**MATERIALS PROVIDED:**
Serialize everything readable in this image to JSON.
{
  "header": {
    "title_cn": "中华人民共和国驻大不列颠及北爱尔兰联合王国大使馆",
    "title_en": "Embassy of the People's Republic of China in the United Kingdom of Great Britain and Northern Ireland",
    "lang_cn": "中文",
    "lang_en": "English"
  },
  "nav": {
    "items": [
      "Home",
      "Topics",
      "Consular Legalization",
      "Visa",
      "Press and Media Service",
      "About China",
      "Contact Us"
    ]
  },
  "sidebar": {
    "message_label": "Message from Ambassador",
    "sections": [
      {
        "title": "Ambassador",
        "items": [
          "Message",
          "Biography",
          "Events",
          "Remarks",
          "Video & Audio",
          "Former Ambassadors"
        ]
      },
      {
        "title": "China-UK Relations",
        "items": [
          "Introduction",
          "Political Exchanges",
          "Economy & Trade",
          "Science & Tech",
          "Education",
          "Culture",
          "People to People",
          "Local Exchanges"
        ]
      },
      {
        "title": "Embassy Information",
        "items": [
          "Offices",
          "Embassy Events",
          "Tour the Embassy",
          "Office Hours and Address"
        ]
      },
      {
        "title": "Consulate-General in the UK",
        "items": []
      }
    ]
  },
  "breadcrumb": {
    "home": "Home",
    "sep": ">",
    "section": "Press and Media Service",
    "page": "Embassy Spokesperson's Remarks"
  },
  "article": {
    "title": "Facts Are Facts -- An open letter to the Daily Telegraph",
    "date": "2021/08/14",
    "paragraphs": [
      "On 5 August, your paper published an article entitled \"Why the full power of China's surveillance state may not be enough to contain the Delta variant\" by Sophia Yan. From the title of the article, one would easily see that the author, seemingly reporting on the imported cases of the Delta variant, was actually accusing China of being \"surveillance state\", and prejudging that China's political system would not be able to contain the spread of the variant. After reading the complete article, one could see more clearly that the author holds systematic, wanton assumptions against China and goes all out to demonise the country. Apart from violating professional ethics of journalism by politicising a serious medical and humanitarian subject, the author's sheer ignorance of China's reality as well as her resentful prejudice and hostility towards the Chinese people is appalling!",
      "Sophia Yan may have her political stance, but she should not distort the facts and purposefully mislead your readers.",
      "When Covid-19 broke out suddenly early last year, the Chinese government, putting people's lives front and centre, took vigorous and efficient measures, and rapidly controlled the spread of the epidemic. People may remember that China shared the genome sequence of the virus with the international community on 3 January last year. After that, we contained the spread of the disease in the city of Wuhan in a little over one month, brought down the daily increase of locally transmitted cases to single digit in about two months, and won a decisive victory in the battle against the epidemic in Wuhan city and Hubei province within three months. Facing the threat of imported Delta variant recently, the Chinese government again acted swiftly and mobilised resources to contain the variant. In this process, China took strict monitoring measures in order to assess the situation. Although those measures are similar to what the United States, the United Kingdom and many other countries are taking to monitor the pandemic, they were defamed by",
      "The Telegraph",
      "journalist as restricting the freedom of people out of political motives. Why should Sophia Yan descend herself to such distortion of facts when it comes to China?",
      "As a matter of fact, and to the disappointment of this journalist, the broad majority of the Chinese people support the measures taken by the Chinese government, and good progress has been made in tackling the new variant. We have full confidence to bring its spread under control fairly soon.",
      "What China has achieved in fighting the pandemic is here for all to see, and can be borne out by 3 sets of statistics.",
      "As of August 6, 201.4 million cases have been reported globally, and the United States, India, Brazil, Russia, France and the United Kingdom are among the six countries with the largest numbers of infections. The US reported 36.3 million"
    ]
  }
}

**WORK ITEM:** The complete data is to be transcribed verbatim.

**SOLVED EXERCISE:**
Serialize everything readable in this image to JSON.
{
  "header": {
    "title_cn": "中华人民共和国驻大不列颠及北爱尔兰联合王国大使馆",
    "title_en": "Embassy of the People's Republic of China in the United Kingdom of Great Britain and Northern Ireland",
    "lang_cn": "中文",
    "lang_en": "English"
  },
  "nav": {
    "items": [
      "Home",
      "Topics",
      "Consular Legalization",
      "Visa",
      "Press and Media Service",
      "About China",
      "Contact Us"
    ]
  },
  "sidebar": {
    "message_label": "Message from Ambassador",
    "sections": [
      {
        "title": "Ambassador",
        "items": [
          "Message",
          "Biography",
          "Events",
          "Remarks",
          "Video & Audio",
          "Former Ambassadors"
        ]
      },
      {
        "title": "China-UK Relations",
        "items": [
          "Introduction",
          "Political Exchanges",
          "Economy & Trade",
          "Science & Tech",
          "Education",
          "Culture",
          "People to People",
          "Local Exchanges"
        ]
      },
      {
        "title": "Embassy Information",
        "items": [
          "Offices",
          "Embassy Events",
          "Tour the Embassy",
          "Office Hours and Address"
        ]
      },
      {
        "title": "Consulate-General in the UK",
        "items": []
      }
    ]
  },
  "breadcrumb": {
    "home": "Home",
    "sep": ">",
    "section": "Press and Media Service",
    "page": "Embassy Spokesperson's Remarks"
  },
  "article": {
    "title": "Facts Are Facts -- An open letter to the Daily Telegraph",
    "date": "2021/08/14",
    "paragraphs": [
      "On 5 August, your paper published an article entitled \"Why the full power of China's surveillance state may not be enough to contain the Delta variant\" by Sophia Yan. From the title of the article, one would easily see that the author, seemingly reporting on the imported cases of the Delta variant, was actually accusing China of being \"surveillance state\", and prejudging that China's political system would not be able to contain the spread of the variant. After reading the complete article, one could see more clearly that the author holds systematic, wanton assumptions against China and goes all out to demonise the country. Apart from violating professional ethics of journalism by politicising a serious medical and humanitarian subject, the author's sheer ignorance of China's reality as well as her resentful prejudice and hostility towards the Chinese people is appalling!",
      "Sophia Yan may have her political stance, but she should not distort the facts and purposefully mislead your readers.",
      "When Covid-19 broke out suddenly early last year, the Chinese government, putting people's lives front and centre, took vigorous and efficient measures, and rapidly controlled the spread of the epidemic. People may remember that China shared the genome sequence of the virus with the international community on 3 January last year. After that, we contained the spread of the disease in the city of Wuhan in a little over one month, brought down the daily increase of locally transmitted cases to single digit in about two months, and won a decisive victory in the battle against the epidemic in Wuhan city and Hubei province within three months. Facing the threat of imported Delta variant recently, the Chinese government again acted swiftly and mobilised resources to contain the variant. In this process, China took strict monitoring measures in order to assess the situation. Although those measures are similar to what the United States, the United Kingdom and many other countries are taking to monitor the pandemic, they were defamed by",
      "The Telegraph",
      "journalist as restricting the freedom of people out of political motives. Why should Sophia Yan descend herself to such distortion of facts when it comes to China?",
      "As a matter of fact, and to the disappointment of this journalist, the broad majority of the Chinese people support the measures taken by the Chinese government, and good progress has been made in tackling the new variant. We have full confidence to bring its spread under control fairly soon.",
      "What China has achieved in fighting the pandemic is here for all to see, and can be borne out by 3 sets of statistics.",
      "As of August 6, 201.4 million cases have been reported globally, and the United States, India, Brazil, Russia, France and the United Kingdom are among the six countries with the largest numbers of infections. The US reported 36.3 million"
    ]
  }
}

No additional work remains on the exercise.